> **DATASET EXTRACT**:
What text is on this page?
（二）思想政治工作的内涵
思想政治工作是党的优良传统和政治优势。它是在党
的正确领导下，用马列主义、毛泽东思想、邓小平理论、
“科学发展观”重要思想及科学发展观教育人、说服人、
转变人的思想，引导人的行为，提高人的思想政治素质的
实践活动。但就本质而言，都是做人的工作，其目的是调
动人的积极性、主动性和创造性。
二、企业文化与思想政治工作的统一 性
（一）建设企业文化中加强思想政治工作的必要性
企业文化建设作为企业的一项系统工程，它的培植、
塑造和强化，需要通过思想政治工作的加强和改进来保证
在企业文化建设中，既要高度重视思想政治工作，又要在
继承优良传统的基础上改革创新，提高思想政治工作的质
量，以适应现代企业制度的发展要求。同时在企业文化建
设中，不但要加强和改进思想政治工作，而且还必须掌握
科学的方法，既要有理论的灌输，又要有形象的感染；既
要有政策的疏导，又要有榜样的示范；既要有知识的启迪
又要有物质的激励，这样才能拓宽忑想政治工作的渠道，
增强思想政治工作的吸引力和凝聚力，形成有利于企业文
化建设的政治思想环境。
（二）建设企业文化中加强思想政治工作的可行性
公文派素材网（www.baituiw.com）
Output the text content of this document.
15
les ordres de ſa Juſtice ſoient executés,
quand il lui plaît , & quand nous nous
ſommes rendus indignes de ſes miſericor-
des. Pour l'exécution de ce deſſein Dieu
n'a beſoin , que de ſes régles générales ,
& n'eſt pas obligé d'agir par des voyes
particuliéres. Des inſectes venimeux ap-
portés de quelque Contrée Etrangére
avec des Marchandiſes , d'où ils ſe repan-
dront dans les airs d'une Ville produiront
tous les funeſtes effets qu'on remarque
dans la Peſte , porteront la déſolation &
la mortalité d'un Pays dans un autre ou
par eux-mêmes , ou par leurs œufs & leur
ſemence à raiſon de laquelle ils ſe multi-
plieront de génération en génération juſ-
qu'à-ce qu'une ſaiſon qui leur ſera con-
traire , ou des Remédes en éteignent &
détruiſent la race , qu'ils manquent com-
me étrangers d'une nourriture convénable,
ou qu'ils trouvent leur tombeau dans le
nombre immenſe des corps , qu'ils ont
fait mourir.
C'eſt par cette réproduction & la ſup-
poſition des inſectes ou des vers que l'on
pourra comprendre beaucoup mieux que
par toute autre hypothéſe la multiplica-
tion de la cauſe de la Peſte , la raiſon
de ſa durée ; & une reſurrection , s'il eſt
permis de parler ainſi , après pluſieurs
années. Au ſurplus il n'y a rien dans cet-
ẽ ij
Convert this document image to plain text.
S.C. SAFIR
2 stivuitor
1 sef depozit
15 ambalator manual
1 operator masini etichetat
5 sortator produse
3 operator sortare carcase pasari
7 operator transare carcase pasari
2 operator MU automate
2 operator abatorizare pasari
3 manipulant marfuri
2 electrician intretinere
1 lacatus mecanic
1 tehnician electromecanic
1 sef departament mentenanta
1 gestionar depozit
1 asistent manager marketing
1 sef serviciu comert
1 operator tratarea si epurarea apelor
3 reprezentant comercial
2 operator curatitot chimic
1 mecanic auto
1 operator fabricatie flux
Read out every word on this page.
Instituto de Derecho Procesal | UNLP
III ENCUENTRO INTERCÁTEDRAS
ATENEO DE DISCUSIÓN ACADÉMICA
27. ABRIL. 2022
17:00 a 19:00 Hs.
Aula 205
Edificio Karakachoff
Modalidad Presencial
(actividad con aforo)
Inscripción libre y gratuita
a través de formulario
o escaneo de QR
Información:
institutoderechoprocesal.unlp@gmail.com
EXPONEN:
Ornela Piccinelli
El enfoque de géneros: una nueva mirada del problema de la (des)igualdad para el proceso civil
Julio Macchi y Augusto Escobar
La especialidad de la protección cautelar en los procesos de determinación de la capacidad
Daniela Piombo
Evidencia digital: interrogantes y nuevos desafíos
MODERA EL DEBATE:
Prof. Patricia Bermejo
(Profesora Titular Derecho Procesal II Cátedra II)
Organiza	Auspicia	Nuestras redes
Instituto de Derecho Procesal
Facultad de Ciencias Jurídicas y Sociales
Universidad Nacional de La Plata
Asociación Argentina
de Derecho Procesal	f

> **GIVEN INSTRUCTION**: Work out how many lines in the records above hold the string "autre", then give only that count.

> **ANSWER TO THE PROBLEM**: 2